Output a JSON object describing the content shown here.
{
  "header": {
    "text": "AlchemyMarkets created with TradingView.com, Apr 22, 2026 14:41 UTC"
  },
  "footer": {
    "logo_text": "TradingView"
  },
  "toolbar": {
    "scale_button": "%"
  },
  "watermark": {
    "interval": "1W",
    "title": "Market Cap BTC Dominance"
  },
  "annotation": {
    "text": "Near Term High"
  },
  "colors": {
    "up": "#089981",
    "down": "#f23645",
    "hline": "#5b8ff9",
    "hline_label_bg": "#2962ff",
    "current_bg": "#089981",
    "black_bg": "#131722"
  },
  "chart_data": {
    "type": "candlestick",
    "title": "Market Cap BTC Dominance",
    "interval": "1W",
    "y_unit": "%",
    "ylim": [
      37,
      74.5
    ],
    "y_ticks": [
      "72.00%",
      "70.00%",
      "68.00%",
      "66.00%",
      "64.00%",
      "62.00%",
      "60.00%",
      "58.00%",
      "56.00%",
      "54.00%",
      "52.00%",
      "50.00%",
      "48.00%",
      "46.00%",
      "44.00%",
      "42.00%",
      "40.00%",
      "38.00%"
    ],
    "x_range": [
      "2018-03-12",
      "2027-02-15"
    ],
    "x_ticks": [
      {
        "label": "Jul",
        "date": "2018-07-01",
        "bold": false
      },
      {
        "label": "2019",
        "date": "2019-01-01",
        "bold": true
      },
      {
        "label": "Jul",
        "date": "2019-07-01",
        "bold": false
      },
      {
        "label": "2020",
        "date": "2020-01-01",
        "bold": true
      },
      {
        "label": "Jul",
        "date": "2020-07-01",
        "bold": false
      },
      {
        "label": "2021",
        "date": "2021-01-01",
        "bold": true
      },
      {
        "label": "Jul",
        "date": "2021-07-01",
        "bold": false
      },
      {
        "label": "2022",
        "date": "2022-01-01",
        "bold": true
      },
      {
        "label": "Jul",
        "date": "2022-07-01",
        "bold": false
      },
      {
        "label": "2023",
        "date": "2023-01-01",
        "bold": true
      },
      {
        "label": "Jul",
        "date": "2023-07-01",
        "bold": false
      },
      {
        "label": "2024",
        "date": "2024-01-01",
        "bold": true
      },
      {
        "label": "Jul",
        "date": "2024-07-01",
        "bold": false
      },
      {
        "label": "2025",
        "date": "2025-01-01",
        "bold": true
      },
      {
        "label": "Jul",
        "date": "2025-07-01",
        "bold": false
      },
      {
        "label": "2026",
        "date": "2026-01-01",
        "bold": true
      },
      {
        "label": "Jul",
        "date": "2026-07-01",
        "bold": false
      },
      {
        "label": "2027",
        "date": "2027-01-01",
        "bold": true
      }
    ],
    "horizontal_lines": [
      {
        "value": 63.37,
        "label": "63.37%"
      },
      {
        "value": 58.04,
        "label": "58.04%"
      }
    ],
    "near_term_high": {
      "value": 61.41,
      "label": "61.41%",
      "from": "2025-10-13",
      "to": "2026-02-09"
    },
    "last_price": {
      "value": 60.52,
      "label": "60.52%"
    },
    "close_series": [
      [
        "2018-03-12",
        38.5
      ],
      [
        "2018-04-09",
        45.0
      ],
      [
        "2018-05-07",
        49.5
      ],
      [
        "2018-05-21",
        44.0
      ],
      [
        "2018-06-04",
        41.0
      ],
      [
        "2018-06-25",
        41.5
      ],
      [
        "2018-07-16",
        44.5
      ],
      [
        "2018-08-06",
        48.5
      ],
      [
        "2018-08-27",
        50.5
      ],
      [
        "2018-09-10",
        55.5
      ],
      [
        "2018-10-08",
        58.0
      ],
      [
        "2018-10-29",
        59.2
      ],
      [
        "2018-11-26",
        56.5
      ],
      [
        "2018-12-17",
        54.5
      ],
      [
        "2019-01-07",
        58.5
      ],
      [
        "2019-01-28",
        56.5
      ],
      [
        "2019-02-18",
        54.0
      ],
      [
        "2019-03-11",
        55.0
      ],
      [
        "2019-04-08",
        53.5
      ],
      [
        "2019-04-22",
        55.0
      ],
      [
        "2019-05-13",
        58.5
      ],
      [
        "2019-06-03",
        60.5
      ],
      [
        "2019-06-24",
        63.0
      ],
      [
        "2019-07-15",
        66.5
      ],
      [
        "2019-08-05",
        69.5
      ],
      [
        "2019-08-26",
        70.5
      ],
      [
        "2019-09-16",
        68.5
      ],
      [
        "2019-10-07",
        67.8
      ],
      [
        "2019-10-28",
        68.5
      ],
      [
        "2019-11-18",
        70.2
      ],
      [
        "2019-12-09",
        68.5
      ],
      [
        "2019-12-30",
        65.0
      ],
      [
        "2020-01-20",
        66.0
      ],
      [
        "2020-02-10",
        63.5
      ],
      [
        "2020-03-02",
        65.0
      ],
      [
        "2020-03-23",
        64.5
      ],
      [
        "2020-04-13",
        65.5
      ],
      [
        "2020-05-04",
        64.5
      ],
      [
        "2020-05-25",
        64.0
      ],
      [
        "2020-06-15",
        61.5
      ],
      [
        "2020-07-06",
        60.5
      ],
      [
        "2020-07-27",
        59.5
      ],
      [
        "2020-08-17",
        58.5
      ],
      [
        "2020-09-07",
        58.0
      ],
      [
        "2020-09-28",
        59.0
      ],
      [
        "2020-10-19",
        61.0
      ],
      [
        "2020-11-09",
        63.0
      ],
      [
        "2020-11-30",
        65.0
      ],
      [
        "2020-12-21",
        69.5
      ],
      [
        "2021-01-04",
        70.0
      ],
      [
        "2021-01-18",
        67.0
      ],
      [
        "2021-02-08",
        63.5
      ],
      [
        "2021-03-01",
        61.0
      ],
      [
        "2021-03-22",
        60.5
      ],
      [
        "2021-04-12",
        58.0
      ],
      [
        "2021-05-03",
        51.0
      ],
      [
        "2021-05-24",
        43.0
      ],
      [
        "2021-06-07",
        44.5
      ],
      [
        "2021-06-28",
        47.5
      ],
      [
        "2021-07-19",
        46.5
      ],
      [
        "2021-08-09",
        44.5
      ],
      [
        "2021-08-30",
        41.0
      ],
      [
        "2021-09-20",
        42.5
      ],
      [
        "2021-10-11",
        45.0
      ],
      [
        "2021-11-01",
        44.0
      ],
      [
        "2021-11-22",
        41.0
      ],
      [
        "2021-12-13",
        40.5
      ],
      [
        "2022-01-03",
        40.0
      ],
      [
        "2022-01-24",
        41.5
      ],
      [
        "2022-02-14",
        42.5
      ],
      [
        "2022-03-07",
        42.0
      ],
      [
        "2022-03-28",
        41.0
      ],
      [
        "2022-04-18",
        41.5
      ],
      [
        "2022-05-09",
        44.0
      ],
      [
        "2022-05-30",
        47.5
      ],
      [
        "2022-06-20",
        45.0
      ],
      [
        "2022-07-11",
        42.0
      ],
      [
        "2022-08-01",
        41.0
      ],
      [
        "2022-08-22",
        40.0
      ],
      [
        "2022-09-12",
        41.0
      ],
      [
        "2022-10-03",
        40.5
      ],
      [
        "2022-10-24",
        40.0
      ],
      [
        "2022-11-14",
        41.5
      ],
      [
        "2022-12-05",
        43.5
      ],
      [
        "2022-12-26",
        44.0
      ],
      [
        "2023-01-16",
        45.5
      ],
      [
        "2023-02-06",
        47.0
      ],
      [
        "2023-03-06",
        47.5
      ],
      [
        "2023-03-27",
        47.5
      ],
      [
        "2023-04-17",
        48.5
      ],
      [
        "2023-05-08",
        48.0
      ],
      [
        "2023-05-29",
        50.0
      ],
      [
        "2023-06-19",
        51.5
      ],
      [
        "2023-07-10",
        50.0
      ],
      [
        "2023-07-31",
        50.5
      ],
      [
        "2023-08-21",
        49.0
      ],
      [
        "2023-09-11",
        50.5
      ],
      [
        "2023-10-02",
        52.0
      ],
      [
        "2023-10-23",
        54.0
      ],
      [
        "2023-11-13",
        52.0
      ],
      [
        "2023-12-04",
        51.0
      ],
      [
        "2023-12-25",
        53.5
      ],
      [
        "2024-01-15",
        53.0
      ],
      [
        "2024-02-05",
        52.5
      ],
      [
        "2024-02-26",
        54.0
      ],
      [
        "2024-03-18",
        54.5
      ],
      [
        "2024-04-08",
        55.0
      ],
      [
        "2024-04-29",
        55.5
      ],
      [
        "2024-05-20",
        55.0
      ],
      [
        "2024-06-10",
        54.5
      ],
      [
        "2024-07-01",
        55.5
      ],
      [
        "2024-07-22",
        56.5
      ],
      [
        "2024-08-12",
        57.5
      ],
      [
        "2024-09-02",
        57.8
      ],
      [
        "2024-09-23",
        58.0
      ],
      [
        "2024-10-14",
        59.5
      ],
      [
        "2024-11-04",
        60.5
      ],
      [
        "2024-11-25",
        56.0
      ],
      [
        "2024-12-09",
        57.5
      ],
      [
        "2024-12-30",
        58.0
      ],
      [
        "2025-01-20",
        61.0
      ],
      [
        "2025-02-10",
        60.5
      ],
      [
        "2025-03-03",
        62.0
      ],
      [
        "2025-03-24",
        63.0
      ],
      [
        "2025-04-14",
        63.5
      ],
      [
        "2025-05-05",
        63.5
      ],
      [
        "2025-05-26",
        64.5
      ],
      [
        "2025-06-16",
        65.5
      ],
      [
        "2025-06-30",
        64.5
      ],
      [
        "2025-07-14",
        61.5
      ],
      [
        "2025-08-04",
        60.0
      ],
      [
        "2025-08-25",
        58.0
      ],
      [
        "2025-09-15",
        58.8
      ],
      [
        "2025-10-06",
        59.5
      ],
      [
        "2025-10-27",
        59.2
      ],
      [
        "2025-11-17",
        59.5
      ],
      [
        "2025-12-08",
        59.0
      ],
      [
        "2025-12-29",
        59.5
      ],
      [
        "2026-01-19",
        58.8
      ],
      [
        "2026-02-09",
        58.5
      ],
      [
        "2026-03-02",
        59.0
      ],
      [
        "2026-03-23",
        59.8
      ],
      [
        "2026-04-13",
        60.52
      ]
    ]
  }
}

• • • • • • •

Exercise objective »
Collect, from the material above, every line containing the word "Dominance".

Full output »
    "title": "Market Cap BTC Dominance"
    "title": "Market Cap BTC Dominance",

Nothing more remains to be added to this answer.